▶ [EXERCISE DETAILS] Search the data below for the string "Colors". Extract every line that contains it.

▶ [RECORD EXCERPTS]
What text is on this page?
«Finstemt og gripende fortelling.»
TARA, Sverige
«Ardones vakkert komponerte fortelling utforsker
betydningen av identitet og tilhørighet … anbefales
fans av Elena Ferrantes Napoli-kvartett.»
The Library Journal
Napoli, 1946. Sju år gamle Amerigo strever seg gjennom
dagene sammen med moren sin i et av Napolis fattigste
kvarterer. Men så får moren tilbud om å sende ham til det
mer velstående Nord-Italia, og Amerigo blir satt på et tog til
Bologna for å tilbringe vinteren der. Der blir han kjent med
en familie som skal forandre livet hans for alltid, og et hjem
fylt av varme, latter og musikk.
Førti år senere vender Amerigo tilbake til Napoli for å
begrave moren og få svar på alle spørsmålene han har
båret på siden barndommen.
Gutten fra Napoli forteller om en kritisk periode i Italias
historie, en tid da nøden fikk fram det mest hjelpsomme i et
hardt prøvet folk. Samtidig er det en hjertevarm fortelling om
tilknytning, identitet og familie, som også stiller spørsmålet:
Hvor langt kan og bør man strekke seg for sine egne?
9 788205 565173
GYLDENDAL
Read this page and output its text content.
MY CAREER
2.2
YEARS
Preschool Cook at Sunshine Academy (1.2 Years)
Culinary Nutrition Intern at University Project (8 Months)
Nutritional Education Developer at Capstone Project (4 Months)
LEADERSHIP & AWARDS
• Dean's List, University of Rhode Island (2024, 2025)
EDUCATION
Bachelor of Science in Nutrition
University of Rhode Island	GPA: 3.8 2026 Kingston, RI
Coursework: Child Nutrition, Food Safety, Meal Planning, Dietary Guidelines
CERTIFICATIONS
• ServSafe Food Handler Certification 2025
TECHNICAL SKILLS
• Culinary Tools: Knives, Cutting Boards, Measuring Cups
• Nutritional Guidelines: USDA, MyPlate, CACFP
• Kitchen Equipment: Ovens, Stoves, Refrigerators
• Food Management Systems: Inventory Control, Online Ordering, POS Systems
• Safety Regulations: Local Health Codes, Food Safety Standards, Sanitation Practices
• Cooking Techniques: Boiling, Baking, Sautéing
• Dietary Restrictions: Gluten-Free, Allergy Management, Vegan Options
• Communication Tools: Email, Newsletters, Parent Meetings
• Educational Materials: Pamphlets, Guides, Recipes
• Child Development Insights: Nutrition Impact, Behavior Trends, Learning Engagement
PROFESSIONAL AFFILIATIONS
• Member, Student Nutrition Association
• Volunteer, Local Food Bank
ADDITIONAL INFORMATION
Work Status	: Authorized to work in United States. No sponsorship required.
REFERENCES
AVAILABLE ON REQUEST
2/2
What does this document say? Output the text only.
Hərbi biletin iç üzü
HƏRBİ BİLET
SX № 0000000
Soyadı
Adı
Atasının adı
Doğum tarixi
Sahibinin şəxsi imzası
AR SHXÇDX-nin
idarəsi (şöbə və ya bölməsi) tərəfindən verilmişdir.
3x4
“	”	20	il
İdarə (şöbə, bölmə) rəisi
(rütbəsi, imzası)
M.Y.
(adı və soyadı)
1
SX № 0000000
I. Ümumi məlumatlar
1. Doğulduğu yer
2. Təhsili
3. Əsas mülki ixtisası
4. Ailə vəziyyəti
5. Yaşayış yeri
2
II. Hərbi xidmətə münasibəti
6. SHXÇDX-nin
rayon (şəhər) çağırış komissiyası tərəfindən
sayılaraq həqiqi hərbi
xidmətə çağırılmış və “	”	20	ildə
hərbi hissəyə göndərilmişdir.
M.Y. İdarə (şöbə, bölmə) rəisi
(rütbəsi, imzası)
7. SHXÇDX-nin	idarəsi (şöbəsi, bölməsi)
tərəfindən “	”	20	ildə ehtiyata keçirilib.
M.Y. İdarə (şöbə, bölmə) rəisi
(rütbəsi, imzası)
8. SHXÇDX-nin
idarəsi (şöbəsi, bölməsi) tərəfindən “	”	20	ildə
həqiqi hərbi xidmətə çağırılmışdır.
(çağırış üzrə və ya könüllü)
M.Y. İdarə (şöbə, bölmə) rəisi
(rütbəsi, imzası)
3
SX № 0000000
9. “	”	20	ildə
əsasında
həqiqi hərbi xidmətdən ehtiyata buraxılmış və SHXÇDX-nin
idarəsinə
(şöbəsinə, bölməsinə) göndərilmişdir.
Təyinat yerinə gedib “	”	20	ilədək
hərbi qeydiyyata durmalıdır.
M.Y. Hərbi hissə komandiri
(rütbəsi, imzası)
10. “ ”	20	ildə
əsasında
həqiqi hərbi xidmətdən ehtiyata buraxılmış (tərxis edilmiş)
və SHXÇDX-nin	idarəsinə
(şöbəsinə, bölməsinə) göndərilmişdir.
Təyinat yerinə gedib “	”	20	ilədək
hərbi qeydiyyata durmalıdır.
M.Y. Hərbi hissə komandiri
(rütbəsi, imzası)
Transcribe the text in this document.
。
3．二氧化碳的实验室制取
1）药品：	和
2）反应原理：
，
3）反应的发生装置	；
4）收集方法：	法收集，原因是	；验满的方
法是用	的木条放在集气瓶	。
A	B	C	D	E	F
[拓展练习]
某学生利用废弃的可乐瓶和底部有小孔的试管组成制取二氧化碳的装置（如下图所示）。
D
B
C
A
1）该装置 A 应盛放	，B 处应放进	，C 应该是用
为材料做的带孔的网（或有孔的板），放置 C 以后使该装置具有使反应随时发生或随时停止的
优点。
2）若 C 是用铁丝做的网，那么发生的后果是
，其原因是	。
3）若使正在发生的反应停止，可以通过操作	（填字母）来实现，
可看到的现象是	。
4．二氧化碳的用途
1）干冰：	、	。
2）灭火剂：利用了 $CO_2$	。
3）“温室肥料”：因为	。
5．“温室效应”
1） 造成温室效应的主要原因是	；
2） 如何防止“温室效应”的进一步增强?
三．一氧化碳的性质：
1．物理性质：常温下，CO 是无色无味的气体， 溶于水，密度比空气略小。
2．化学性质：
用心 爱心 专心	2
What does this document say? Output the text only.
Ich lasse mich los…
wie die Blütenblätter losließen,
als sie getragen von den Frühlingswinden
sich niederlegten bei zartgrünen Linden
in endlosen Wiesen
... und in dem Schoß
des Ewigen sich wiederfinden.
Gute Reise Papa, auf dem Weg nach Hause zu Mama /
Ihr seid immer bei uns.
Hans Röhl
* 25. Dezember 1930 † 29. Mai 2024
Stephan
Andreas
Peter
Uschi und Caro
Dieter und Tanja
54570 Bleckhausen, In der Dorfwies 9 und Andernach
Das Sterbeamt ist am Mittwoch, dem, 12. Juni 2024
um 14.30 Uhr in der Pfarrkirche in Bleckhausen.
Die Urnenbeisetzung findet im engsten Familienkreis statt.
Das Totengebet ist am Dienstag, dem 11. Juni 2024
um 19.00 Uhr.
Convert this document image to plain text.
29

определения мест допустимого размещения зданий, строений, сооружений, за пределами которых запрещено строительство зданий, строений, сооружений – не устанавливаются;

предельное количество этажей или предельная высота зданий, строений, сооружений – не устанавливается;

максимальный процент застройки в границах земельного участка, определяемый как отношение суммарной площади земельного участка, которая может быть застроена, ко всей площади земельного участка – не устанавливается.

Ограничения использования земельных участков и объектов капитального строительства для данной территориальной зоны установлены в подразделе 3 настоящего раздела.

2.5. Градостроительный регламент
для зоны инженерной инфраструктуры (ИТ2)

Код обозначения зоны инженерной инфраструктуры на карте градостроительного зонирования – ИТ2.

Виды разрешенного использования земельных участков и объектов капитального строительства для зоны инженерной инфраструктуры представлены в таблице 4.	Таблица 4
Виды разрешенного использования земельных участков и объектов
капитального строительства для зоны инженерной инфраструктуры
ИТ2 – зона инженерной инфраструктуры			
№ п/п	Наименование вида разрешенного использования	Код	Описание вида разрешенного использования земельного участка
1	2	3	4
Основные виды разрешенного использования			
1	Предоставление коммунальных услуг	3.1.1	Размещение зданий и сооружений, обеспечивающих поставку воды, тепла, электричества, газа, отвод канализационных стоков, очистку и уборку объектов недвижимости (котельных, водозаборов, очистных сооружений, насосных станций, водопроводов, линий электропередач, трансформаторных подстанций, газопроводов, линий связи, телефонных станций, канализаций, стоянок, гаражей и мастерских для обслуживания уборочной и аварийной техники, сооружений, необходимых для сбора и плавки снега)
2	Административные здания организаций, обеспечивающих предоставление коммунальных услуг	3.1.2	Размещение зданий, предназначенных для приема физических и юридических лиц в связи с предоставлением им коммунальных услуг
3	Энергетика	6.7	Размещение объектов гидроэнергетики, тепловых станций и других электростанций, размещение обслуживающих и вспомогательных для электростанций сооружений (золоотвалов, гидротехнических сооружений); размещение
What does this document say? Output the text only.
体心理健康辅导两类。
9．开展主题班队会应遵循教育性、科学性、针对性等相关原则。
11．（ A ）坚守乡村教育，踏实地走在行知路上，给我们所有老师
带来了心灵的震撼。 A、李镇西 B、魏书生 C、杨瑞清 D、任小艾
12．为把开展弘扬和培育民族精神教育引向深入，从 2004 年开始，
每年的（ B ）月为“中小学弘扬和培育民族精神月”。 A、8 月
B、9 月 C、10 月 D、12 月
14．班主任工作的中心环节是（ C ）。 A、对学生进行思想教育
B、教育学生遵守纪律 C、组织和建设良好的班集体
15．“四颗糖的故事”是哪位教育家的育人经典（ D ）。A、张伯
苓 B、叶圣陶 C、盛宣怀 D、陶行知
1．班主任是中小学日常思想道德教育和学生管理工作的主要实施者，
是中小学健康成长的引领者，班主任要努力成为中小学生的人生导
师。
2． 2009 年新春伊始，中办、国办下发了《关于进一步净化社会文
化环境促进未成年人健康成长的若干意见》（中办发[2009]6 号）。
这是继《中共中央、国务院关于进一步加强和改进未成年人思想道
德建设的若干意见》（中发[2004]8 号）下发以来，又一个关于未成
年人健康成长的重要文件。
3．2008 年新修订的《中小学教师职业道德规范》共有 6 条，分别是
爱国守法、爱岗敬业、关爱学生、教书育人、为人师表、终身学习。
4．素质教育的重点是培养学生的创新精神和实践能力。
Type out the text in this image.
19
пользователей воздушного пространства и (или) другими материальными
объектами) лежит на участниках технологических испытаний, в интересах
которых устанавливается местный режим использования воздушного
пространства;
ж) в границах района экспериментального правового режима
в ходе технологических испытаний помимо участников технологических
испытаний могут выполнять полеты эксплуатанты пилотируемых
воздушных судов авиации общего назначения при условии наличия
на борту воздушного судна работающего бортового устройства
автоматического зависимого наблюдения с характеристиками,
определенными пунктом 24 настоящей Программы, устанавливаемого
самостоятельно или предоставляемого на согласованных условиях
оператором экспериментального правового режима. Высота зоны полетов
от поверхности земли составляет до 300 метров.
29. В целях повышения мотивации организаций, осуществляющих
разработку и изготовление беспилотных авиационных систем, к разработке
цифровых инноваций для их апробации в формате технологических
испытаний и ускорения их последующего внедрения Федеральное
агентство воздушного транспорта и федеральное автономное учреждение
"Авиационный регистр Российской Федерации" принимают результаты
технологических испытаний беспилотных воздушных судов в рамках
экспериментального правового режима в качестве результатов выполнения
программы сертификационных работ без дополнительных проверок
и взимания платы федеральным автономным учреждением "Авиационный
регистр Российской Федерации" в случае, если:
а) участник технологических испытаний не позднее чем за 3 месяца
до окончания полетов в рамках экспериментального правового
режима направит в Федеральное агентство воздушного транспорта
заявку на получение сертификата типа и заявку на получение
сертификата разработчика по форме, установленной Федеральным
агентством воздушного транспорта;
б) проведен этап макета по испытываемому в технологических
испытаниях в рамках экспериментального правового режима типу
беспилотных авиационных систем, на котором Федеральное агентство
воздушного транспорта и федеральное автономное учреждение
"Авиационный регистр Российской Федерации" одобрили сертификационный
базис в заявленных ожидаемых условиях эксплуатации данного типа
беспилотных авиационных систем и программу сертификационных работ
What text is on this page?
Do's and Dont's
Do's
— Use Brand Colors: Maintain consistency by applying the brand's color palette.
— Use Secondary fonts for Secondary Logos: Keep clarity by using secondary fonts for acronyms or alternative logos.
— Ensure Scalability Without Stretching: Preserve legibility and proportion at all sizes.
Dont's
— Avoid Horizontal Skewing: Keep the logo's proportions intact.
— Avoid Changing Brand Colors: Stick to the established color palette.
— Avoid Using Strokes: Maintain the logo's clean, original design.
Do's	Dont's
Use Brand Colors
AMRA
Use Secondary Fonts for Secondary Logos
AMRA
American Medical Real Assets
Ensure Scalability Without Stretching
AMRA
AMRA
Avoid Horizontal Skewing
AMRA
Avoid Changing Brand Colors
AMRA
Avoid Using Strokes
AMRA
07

▶ [FINISHED EXERCISE]
— Use Brand Colors: Maintain consistency by applying the brand's color palette.
— Avoid Changing Brand Colors: Stick to the established color palette.
Use Brand Colors
Avoid Changing Brand Colors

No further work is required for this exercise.